→ **YOUR INSTRUCTIONS**: Output each line of the material exactly as it stands.
※
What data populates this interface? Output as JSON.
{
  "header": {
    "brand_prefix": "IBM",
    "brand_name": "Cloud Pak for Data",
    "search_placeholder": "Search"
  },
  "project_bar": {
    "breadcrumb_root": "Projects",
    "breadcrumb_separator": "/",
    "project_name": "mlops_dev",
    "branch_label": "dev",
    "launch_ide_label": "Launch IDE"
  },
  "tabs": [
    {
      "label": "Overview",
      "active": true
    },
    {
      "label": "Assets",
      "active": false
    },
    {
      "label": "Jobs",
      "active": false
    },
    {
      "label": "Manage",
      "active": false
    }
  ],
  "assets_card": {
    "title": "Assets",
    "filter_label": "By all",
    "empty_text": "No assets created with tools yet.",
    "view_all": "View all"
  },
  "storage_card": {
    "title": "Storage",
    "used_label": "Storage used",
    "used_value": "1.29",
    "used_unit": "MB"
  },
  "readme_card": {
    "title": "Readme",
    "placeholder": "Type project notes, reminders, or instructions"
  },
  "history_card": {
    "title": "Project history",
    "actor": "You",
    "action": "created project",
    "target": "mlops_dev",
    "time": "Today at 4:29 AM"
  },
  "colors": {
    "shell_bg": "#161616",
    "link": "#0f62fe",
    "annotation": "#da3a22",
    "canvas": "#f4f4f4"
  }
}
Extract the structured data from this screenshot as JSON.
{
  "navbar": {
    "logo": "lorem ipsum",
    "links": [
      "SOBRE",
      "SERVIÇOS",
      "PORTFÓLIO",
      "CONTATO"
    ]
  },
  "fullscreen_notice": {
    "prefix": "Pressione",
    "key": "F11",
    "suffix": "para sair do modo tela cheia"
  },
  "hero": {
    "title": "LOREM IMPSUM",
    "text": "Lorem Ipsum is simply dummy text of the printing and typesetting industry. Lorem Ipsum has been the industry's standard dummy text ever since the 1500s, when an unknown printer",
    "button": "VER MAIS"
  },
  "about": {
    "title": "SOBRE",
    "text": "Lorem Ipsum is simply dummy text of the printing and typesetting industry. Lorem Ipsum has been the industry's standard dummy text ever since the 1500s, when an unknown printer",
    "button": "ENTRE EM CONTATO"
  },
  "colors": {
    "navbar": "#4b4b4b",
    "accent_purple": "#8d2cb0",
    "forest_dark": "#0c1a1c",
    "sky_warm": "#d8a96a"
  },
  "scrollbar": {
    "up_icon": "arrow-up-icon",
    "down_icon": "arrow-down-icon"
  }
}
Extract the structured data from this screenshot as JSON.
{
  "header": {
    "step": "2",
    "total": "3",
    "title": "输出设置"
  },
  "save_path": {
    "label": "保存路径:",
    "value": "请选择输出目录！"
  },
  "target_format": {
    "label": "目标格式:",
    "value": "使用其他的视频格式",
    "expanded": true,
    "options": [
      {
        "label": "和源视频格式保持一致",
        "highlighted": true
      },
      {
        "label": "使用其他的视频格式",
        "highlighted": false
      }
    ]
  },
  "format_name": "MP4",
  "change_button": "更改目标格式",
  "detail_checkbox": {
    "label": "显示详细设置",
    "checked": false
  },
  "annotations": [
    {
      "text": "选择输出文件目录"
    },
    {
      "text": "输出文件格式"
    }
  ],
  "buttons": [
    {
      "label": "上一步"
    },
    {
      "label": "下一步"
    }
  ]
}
※
→ **OUTPUT OF THE EXERCISE**:
What data populates this interface? Output as JSON.
{
  "header": {
    "brand_prefix": "IBM",
    "brand_name": "Cloud Pak for Data",
    "search_placeholder": "Search"
  },
  "project_bar": {
    "breadcrumb_root": "Projects",
    "breadcrumb_separator": "/",
    "project_name": "mlops_dev",
    "branch_label": "dev",
    "launch_ide_label": "Launch IDE"
  },
  "tabs": [
    {
      "label": "Overview",
      "active": true
    },
    {
      "label": "Assets",
      "active": false
    },
    {
      "label": "Jobs",
      "active": false
    },
    {
      "label": "Manage",
      "active": false
    }
  ],
  "assets_card": {
    "title": "Assets",
    "filter_label": "By all",
    "empty_text": "No assets created with tools yet.",
    "view_all": "View all"
  },
  "storage_card": {
    "title": "Storage",
    "used_label": "Storage used",
    "used_value": "1.29",
    "used_unit": "MB"
  },
  "readme_card": {
    "title": "Readme",
    "placeholder": "Type project notes, reminders, or instructions"
  },
  "history_card": {
    "title": "Project history",
    "actor": "You",
    "action": "created project",
    "target": "mlops_dev",
    "time": "Today at 4:29 AM"
  },
  "colors": {
    "shell_bg": "#161616",
    "link": "#0f62fe",
    "annotation": "#da3a22",
    "canvas": "#f4f4f4"
  }
}
Extract the structured data from this screenshot as JSON.
{
  "navbar": {
    "logo": "lorem ipsum",
    "links": [
      "SOBRE",
      "SERVIÇOS",
      "PORTFÓLIO",
      "CONTATO"
    ]
  },
  "fullscreen_notice": {
    "prefix": "Pressione",
    "key": "F11",
    "suffix": "para sair do modo tela cheia"
  },
  "hero": {
    "title": "LOREM IMPSUM",
    "text": "Lorem Ipsum is simply dummy text of the printing and typesetting industry. Lorem Ipsum has been the industry's standard dummy text ever since the 1500s, when an unknown printer",
    "button": "VER MAIS"
  },
  "about": {
    "title": "SOBRE",
    "text": "Lorem Ipsum is simply dummy text of the printing and typesetting industry. Lorem Ipsum has been the industry's standard dummy text ever since the 1500s, when an unknown printer",
    "button": "ENTRE EM CONTATO"
  },
  "colors": {
    "navbar": "#4b4b4b",
    "accent_purple": "#8d2cb0",
    "forest_dark": "#0c1a1c",
    "sky_warm": "#d8a96a"
  },
  "scrollbar": {
    "up_icon": "arrow-up-icon",
    "down_icon": "arrow-down-icon"
  }
}
Extract the structured data from this screenshot as JSON.
{
  "header": {
    "step": "2",
    "total": "3",
    "title": "输出设置"
  },
  "save_path": {
    "label": "保存路径:",
    "value": "请选择输出目录！"
  },
  "target_format": {
    "label": "目标格式:",
    "value": "使用其他的视频格式",
    "expanded": true,
    "options": [
      {
        "label": "和源视频格式保持一致",
        "highlighted": true
      },
      {
        "label": "使用其他的视频格式",
        "highlighted": false
      }
    ]
  },
  "format_name": "MP4",
  "change_button": "更改目标格式",
  "detail_checkbox": {
    "label": "显示详细设置",
    "checked": false
  },
  "annotations": [
    {
      "text": "选择输出文件目录"
    },
    {
      "text": "输出文件格式"
    }
  ],
  "buttons": [
    {
      "label": "上一步"
    },
    {
      "label": "下一步"
    }
  ]
}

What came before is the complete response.